• TO DO: Here are records with pictures in them. Copy all of them exactly and leave the pictures out.

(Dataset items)
● ● ● ● ●
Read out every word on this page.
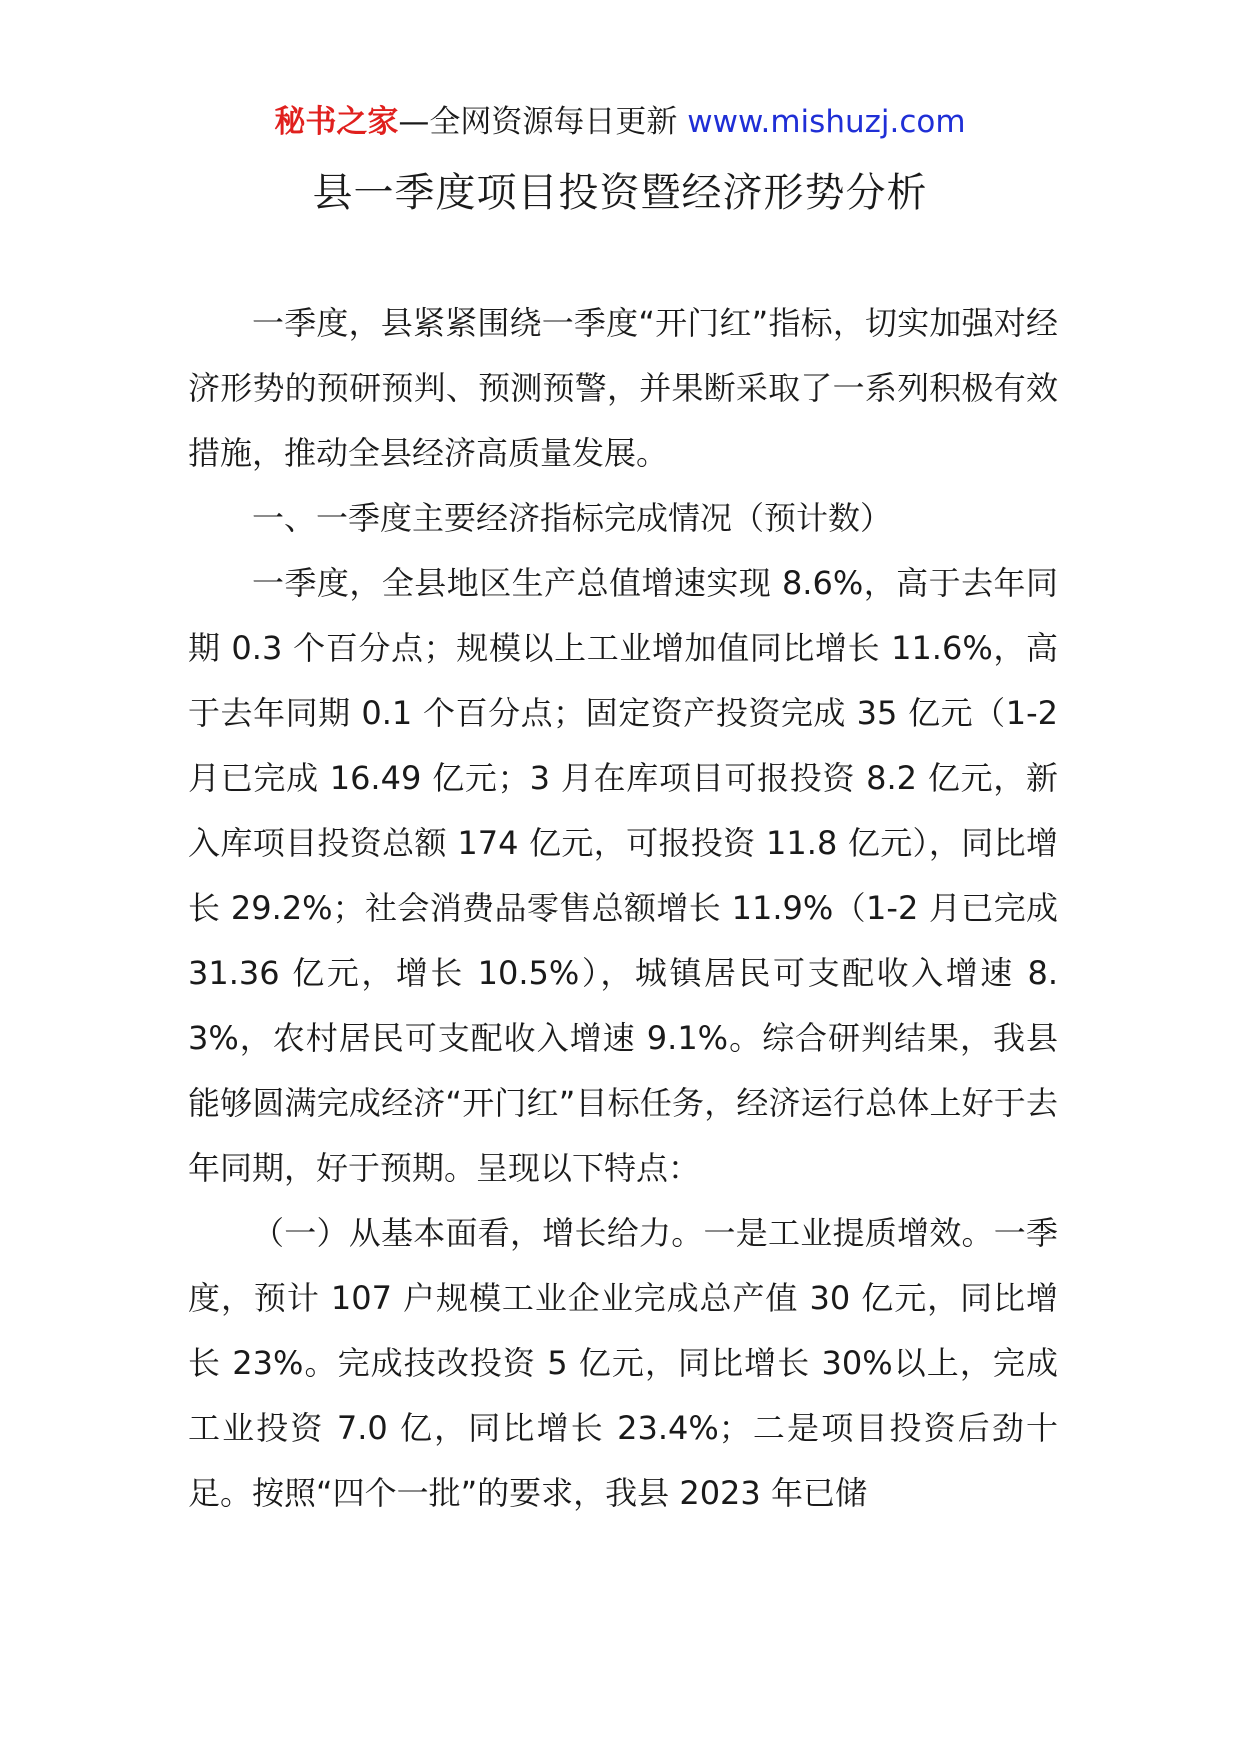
秘书之家—全网资源每日更新 www.mishuzj.com
县一季度项目投资暨经济形势分析

一季度，县紧紧围绕一季度“开门红”指标，切实加强对经济形势的预研预判、预测预警，并果断采取了一系列积极有效措施，推动全县经济高质量发展。

一、一季度主要经济指标完成情况（预计数）

一季度，全县地区生产总值增速实现 8.6%，高于去年同期 0.3 个百分点；规模以上工业增加值同比增长 11.6%，高于去年同期 0.1 个百分点；固定资产投资完成 35 亿元（1-2 月已完成 16.49 亿元；3 月在库项目可报投资 8.2 亿元，新入库项目投资总额 174 亿元，可报投资 11.8 亿元），同比增长 29.2%；社会消费品零售总额增长 11.9%（1-2 月已完成 31.36 亿元，增长 10.5%），城镇居民可支配收入增速 8.3%，农村居民可支配收入增速 9.1%。综合研判结果，我县能够圆满完成经济“开门红”目标任务，经济运行总体上好于去年同期，好于预期。呈现以下特点：

（一）从基本面看，增长给力。一是工业提质增效。一季度，预计 107 户规模工业企业完成总产值 30 亿元，同比增长 23%。完成技改投资 5 亿元，同比增长 30%以上，完成工业投资 7.0 亿，同比增长 23.4%；二是项目投资后劲十足。按照“四个一批”的要求，我县 2023 年已储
● ● ● ● ●
• OUTPUT OF THE TASK:
Read out every word on this page.
秘书之家—全网资源每日更新 www.mishuzj.com
县一季度项目投资暨经济形势分析

一季度，县紧紧围绕一季度“开门红”指标，切实加强对经济形势的预研预判、预测预警，并果断采取了一系列积极有效措施，推动全县经济高质量发展。

一、一季度主要经济指标完成情况（预计数）

一季度，全县地区生产总值增速实现 8.6%，高于去年同期 0.3 个百分点；规模以上工业增加值同比增长 11.6%，高于去年同期 0.1 个百分点；固定资产投资完成 35 亿元（1-2 月已完成 16.49 亿元；3 月在库项目可报投资 8.2 亿元，新入库项目投资总额 174 亿元，可报投资 11.8 亿元），同比增长 29.2%；社会消费品零售总额增长 11.9%（1-2 月已完成 31.36 亿元，增长 10.5%），城镇居民可支配收入增速 8.3%，农村居民可支配收入增速 9.1%。综合研判结果，我县能够圆满完成经济“开门红”目标任务，经济运行总体上好于去年同期，好于预期。呈现以下特点：

（一）从基本面看，增长给力。一是工业提质增效。一季度，预计 107 户规模工业企业完成总产值 30 亿元，同比增长 23%。完成技改投资 5 亿元，同比增长 30%以上，完成工业投资 7.0 亿，同比增长 23.4%；二是项目投资后劲十足。按照“四个一批”的要求，我县 2023 年已储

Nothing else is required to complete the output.